[START OF Materials provided]

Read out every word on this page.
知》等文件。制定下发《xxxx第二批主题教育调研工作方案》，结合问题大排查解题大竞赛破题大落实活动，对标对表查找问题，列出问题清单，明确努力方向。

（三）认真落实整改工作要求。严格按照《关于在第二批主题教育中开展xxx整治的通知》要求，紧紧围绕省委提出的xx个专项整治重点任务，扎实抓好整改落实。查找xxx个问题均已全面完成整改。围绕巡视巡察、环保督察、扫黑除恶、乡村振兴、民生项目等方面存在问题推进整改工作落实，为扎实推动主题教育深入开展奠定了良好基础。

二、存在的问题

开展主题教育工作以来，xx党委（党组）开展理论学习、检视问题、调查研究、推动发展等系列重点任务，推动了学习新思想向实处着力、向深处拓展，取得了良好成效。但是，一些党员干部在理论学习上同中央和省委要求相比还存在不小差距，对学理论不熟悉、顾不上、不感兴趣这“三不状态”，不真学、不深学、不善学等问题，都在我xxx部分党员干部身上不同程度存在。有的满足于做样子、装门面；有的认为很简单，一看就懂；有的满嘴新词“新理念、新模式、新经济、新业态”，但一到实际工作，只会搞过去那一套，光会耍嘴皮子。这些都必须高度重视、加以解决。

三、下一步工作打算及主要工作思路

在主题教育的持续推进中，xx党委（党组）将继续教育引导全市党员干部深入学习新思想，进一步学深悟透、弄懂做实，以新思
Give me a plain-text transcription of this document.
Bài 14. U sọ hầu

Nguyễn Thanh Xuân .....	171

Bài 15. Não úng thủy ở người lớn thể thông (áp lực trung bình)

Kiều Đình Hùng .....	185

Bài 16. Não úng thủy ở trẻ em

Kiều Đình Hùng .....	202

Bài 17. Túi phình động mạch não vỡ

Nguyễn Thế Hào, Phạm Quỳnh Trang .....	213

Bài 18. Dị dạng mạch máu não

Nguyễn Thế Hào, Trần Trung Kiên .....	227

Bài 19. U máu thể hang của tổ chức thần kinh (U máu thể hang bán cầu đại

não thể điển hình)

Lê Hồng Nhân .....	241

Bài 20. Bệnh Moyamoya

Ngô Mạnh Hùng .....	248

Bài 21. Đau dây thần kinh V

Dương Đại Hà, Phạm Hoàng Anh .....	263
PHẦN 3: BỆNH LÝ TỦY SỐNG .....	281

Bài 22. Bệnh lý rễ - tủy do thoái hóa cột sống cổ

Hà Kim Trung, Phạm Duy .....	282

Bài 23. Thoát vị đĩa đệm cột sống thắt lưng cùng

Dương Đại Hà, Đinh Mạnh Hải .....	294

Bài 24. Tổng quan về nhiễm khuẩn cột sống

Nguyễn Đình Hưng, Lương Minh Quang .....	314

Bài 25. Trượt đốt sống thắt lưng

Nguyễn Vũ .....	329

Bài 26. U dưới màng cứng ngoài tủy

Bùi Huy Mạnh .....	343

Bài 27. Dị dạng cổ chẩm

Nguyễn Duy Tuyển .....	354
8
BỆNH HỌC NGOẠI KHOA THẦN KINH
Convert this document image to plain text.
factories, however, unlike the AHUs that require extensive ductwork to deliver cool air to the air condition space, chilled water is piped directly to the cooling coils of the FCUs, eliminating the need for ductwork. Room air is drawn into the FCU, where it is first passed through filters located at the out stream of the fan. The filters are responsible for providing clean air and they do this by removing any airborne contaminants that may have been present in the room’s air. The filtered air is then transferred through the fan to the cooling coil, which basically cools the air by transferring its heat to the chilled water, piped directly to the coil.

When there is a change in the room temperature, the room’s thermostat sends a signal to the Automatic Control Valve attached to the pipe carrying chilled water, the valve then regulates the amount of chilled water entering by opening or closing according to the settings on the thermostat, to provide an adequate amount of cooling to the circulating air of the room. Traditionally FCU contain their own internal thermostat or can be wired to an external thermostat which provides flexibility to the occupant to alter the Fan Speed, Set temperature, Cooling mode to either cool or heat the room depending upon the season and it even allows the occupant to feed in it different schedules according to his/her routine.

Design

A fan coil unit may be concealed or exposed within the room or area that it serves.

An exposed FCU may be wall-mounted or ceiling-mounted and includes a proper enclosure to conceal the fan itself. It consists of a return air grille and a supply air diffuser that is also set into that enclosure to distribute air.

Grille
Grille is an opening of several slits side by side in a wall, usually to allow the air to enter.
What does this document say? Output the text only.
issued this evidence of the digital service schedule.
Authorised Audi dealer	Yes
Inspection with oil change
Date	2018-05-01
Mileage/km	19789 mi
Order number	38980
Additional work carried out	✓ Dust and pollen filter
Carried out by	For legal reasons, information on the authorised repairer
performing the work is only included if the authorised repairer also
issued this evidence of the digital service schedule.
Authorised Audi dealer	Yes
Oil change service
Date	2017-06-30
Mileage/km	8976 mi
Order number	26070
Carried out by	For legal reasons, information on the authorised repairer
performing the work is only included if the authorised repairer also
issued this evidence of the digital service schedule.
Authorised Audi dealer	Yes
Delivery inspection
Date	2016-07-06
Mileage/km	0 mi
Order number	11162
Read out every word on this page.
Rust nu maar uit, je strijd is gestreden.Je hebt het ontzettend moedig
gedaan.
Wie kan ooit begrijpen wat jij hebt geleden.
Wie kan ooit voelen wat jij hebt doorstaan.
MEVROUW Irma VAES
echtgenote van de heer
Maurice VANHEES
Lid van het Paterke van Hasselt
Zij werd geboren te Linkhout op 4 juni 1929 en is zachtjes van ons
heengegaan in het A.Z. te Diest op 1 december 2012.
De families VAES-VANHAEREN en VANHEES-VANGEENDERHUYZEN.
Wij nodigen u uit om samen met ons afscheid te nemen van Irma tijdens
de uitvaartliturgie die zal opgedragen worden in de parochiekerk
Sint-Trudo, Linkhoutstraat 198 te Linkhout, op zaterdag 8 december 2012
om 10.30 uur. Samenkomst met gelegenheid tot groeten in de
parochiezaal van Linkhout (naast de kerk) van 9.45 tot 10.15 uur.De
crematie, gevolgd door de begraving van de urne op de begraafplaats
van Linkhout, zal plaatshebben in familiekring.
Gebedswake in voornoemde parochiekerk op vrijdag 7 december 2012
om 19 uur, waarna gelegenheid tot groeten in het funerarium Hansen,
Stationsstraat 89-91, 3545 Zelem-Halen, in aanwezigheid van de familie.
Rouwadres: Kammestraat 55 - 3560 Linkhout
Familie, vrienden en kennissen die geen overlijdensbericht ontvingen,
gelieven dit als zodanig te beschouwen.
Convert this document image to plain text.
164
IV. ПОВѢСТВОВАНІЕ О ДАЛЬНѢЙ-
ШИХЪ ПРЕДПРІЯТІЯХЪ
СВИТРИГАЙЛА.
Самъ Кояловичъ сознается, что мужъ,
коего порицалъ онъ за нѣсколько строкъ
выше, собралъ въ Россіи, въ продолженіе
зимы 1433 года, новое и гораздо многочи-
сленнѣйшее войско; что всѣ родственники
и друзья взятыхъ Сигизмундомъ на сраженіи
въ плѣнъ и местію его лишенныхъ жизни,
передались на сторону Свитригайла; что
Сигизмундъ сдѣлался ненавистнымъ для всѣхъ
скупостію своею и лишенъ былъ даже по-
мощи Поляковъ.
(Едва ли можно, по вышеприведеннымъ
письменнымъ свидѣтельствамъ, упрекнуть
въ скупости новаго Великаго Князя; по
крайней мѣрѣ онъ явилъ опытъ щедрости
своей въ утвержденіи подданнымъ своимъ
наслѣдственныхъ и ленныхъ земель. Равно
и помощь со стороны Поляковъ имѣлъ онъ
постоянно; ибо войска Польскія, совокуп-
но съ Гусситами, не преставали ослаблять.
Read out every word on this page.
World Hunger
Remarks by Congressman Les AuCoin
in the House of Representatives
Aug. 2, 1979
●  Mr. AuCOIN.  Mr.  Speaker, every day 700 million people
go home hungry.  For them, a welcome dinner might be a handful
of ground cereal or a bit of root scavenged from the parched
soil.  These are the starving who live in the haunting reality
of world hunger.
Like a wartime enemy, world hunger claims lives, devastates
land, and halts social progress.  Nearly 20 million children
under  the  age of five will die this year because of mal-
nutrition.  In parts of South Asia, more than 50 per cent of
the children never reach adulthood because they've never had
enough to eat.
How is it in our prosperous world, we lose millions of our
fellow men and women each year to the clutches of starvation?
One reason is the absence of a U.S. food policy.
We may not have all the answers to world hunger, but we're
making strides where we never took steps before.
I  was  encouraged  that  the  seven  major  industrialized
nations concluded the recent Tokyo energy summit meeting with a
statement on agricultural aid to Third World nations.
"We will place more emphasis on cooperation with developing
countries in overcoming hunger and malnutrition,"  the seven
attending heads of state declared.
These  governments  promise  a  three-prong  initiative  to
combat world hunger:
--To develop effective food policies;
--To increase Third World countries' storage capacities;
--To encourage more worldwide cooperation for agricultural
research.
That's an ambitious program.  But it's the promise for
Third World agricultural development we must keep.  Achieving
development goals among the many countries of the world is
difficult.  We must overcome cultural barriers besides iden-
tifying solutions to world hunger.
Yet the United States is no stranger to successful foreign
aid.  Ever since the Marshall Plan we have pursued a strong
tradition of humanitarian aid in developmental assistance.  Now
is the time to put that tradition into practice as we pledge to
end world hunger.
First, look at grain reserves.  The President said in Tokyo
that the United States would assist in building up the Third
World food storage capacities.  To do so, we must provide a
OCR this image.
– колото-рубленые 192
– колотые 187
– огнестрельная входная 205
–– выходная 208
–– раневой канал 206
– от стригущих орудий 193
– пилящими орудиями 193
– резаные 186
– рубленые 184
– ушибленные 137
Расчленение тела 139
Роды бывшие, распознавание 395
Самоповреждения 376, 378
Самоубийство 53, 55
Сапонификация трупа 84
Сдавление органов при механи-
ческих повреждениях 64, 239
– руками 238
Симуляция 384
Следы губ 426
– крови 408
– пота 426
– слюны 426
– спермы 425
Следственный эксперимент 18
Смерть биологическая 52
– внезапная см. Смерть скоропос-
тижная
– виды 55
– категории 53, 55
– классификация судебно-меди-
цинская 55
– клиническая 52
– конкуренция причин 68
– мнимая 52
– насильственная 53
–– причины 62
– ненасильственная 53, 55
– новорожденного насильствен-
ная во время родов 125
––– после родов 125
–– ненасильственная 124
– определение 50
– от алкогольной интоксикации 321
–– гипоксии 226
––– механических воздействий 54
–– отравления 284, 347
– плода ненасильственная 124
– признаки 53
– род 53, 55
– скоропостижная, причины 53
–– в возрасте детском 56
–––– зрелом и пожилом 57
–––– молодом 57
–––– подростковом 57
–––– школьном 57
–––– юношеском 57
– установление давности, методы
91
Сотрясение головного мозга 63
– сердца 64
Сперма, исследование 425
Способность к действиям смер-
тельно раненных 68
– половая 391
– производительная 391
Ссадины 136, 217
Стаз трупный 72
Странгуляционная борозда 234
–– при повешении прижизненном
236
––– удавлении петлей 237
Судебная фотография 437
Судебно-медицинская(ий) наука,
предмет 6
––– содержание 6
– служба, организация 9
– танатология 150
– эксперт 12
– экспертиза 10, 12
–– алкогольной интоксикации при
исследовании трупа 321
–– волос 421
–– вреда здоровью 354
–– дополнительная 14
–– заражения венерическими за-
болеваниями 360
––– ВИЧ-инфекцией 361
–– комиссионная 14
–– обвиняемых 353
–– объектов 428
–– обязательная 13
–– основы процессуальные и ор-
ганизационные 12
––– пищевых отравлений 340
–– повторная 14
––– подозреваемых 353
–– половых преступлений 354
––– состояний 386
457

[END OF Materials provided]

- Work required -
Scan the entries above. Copy each line that has the string "nations".

- Response below -
nations concluded the recent Tokyo energy summit meeting with a
statement on agricultural aid to Third World nations.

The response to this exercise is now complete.